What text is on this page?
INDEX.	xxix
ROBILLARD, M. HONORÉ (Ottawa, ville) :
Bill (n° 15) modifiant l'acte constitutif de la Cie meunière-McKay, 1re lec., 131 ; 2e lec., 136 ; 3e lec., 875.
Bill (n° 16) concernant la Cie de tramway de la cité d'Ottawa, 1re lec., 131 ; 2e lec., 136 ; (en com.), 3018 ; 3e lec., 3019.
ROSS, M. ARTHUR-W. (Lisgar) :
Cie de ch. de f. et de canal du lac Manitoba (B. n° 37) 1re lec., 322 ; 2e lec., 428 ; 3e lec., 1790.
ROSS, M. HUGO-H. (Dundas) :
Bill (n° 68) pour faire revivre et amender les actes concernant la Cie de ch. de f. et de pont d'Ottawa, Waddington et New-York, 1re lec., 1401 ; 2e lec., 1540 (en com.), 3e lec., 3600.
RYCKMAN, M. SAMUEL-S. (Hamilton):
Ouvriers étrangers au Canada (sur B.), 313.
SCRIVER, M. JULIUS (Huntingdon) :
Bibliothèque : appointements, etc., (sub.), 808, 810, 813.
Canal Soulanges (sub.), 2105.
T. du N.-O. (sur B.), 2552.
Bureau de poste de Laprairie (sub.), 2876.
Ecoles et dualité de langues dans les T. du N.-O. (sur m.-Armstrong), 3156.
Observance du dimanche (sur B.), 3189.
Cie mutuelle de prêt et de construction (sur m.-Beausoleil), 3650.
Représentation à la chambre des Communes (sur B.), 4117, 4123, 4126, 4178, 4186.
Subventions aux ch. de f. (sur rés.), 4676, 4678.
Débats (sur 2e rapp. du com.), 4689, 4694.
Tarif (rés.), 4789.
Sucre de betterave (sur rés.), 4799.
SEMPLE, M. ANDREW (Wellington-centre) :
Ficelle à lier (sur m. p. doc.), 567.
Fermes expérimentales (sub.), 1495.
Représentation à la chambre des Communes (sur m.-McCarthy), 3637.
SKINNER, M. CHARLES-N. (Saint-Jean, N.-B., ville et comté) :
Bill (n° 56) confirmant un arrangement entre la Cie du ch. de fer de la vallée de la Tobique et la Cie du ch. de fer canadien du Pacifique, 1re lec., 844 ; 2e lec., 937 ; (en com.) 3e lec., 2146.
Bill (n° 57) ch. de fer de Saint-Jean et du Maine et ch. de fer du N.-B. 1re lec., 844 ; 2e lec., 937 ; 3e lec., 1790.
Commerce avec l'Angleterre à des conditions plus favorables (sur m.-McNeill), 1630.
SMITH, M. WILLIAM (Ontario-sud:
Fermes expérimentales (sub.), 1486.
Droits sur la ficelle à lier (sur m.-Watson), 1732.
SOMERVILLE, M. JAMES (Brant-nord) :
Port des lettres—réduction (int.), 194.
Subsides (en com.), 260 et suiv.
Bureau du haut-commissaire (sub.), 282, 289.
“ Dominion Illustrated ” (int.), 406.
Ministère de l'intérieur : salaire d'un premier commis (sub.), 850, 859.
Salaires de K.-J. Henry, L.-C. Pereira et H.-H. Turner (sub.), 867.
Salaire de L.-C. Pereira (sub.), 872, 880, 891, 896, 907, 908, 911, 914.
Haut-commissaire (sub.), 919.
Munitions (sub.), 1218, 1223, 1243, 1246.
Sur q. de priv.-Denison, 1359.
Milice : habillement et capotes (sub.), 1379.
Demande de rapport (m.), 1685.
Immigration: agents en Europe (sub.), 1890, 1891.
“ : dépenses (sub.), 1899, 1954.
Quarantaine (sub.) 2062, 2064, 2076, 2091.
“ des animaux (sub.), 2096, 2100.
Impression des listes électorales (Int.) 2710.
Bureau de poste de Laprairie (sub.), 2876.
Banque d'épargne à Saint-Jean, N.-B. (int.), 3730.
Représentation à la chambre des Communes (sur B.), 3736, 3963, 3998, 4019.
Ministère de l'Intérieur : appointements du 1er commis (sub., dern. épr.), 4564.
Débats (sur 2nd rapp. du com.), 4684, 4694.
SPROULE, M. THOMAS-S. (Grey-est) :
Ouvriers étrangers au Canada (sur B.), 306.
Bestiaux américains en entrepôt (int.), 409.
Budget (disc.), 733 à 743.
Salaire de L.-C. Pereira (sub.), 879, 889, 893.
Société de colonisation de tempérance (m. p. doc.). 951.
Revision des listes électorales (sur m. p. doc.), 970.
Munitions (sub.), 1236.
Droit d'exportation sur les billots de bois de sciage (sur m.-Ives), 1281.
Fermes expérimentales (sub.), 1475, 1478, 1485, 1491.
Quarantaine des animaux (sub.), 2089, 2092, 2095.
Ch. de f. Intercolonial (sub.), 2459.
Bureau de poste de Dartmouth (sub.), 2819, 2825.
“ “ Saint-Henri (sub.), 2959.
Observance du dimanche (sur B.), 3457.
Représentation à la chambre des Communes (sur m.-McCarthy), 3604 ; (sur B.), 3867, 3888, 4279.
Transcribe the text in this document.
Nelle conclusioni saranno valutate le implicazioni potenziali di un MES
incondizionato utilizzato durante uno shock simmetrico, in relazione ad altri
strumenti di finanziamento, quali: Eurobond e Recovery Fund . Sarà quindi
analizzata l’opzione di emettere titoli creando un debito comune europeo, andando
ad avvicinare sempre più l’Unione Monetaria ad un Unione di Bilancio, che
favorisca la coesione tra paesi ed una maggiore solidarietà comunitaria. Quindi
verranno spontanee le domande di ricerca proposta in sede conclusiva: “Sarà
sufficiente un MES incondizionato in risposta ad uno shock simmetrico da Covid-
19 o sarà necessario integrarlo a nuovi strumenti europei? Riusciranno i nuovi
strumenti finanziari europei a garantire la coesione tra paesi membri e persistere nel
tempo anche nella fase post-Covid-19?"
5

Your task — Print all of the entries again, exactly as written.

Task solution —
What text is on this page?
INDEX.	xxix
ROBILLARD, M. HONORÉ (Ottawa, ville) :
Bill (n° 15) modifiant l'acte constitutif de la Cie meunière-McKay, 1re lec., 131 ; 2e lec., 136 ; 3e lec., 875.
Bill (n° 16) concernant la Cie de tramway de la cité d'Ottawa, 1re lec., 131 ; 2e lec., 136 ; (en com.), 3018 ; 3e lec., 3019.
ROSS, M. ARTHUR-W. (Lisgar) :
Cie de ch. de f. et de canal du lac Manitoba (B. n° 37) 1re lec., 322 ; 2e lec., 428 ; 3e lec., 1790.
ROSS, M. HUGO-H. (Dundas) :
Bill (n° 68) pour faire revivre et amender les actes concernant la Cie de ch. de f. et de pont d'Ottawa, Waddington et New-York, 1re lec., 1401 ; 2e lec., 1540 (en com.), 3e lec., 3600.
RYCKMAN, M. SAMUEL-S. (Hamilton):
Ouvriers étrangers au Canada (sur B.), 313.
SCRIVER, M. JULIUS (Huntingdon) :
Bibliothèque : appointements, etc., (sub.), 808, 810, 813.
Canal Soulanges (sub.), 2105.
T. du N.-O. (sur B.), 2552.
Bureau de poste de Laprairie (sub.), 2876.
Ecoles et dualité de langues dans les T. du N.-O. (sur m.-Armstrong), 3156.
Observance du dimanche (sur B.), 3189.
Cie mutuelle de prêt et de construction (sur m.-Beausoleil), 3650.
Représentation à la chambre des Communes (sur B.), 4117, 4123, 4126, 4178, 4186.
Subventions aux ch. de f. (sur rés.), 4676, 4678.
Débats (sur 2e rapp. du com.), 4689, 4694.
Tarif (rés.), 4789.
Sucre de betterave (sur rés.), 4799.
SEMPLE, M. ANDREW (Wellington-centre) :
Ficelle à lier (sur m. p. doc.), 567.
Fermes expérimentales (sub.), 1495.
Représentation à la chambre des Communes (sur m.-McCarthy), 3637.
SKINNER, M. CHARLES-N. (Saint-Jean, N.-B., ville et comté) :
Bill (n° 56) confirmant un arrangement entre la Cie du ch. de fer de la vallée de la Tobique et la Cie du ch. de fer canadien du Pacifique, 1re lec., 844 ; 2e lec., 937 ; (en com.) 3e lec., 2146.
Bill (n° 57) ch. de fer de Saint-Jean et du Maine et ch. de fer du N.-B. 1re lec., 844 ; 2e lec., 937 ; 3e lec., 1790.
Commerce avec l'Angleterre à des conditions plus favorables (sur m.-McNeill), 1630.
SMITH, M. WILLIAM (Ontario-sud:
Fermes expérimentales (sub.), 1486.
Droits sur la ficelle à lier (sur m.-Watson), 1732.
SOMERVILLE, M. JAMES (Brant-nord) :
Port des lettres—réduction (int.), 194.
Subsides (en com.), 260 et suiv.
Bureau du haut-commissaire (sub.), 282, 289.
“ Dominion Illustrated ” (int.), 406.
Ministère de l'intérieur : salaire d'un premier commis (sub.), 850, 859.
Salaires de K.-J. Henry, L.-C. Pereira et H.-H. Turner (sub.), 867.
Salaire de L.-C. Pereira (sub.), 872, 880, 891, 896, 907, 908, 911, 914.
Haut-commissaire (sub.), 919.
Munitions (sub.), 1218, 1223, 1243, 1246.
Sur q. de priv.-Denison, 1359.
Milice : habillement et capotes (sub.), 1379.
Demande de rapport (m.), 1685.
Immigration: agents en Europe (sub.), 1890, 1891.
“ : dépenses (sub.), 1899, 1954.
Quarantaine (sub.) 2062, 2064, 2076, 2091.
“ des animaux (sub.), 2096, 2100.
Impression des listes électorales (Int.) 2710.
Bureau de poste de Laprairie (sub.), 2876.
Banque d'épargne à Saint-Jean, N.-B. (int.), 3730.
Représentation à la chambre des Communes (sur B.), 3736, 3963, 3998, 4019.
Ministère de l'Intérieur : appointements du 1er commis (sub., dern. épr.), 4564.
Débats (sur 2nd rapp. du com.), 4684, 4694.
SPROULE, M. THOMAS-S. (Grey-est) :
Ouvriers étrangers au Canada (sur B.), 306.
Bestiaux américains en entrepôt (int.), 409.
Budget (disc.), 733 à 743.
Salaire de L.-C. Pereira (sub.), 879, 889, 893.
Société de colonisation de tempérance (m. p. doc.). 951.
Revision des listes électorales (sur m. p. doc.), 970.
Munitions (sub.), 1236.
Droit d'exportation sur les billots de bois de sciage (sur m.-Ives), 1281.
Fermes expérimentales (sub.), 1475, 1478, 1485, 1491.
Quarantaine des animaux (sub.), 2089, 2092, 2095.
Ch. de f. Intercolonial (sub.), 2459.
Bureau de poste de Dartmouth (sub.), 2819, 2825.
“ “ Saint-Henri (sub.), 2959.
Observance du dimanche (sur B.), 3457.
Représentation à la chambre des Communes (sur m.-McCarthy), 3604 ; (sur B.), 3867, 3888, 4279.
Transcribe the text in this document.
Nelle conclusioni saranno valutate le implicazioni potenziali di un MES
incondizionato utilizzato durante uno shock simmetrico, in relazione ad altri
strumenti di finanziamento, quali: Eurobond e Recovery Fund . Sarà quindi
analizzata l’opzione di emettere titoli creando un debito comune europeo, andando
ad avvicinare sempre più l’Unione Monetaria ad un Unione di Bilancio, che
favorisca la coesione tra paesi ed una maggiore solidarietà comunitaria. Quindi
verranno spontanee le domande di ricerca proposta in sede conclusiva: “Sarà
sufficiente un MES incondizionato in risposta ad uno shock simmetrico da Covid-
19 o sarà necessario integrarlo a nuovi strumenti europei? Riusciranno i nuovi
strumenti finanziari europei a garantire la coesione tra paesi membri e persistere nel
tempo anche nella fase post-Covid-19?"
5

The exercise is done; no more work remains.